What the exercise asks →
Every line below is to be quoted exactly, with nothing added or dropped.

(Part of a data file)
-----

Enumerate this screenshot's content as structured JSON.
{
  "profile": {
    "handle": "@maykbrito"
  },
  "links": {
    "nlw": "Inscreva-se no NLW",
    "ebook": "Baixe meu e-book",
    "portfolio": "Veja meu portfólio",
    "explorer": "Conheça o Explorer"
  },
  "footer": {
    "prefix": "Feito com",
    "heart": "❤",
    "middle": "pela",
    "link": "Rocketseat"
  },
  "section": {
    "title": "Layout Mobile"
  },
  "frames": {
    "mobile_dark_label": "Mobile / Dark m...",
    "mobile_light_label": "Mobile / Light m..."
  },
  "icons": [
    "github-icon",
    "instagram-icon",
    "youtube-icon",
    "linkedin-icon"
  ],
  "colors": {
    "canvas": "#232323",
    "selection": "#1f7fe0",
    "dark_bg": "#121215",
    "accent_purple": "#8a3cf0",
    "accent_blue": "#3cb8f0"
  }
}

-----

Full answer →
Enumerate this screenshot's content as structured JSON.
{
  "profile": {
    "handle": "@maykbrito"
  },
  "links": {
    "nlw": "Inscreva-se no NLW",
    "ebook": "Baixe meu e-book",
    "portfolio": "Veja meu portfólio",
    "explorer": "Conheça o Explorer"
  },
  "footer": {
    "prefix": "Feito com",
    "heart": "❤",
    "middle": "pela",
    "link": "Rocketseat"
  },
  "section": {
    "title": "Layout Mobile"
  },
  "frames": {
    "mobile_dark_label": "Mobile / Dark m...",
    "mobile_light_label": "Mobile / Light m..."
  },
  "icons": [
    "github-icon",
    "instagram-icon",
    "youtube-icon",
    "linkedin-icon"
  ],
  "colors": {
    "canvas": "#232323",
    "selection": "#1f7fe0",
    "dark_bg": "#121215",
    "accent_purple": "#8a3cf0",
    "accent_blue": "#3cb8f0"
  }
}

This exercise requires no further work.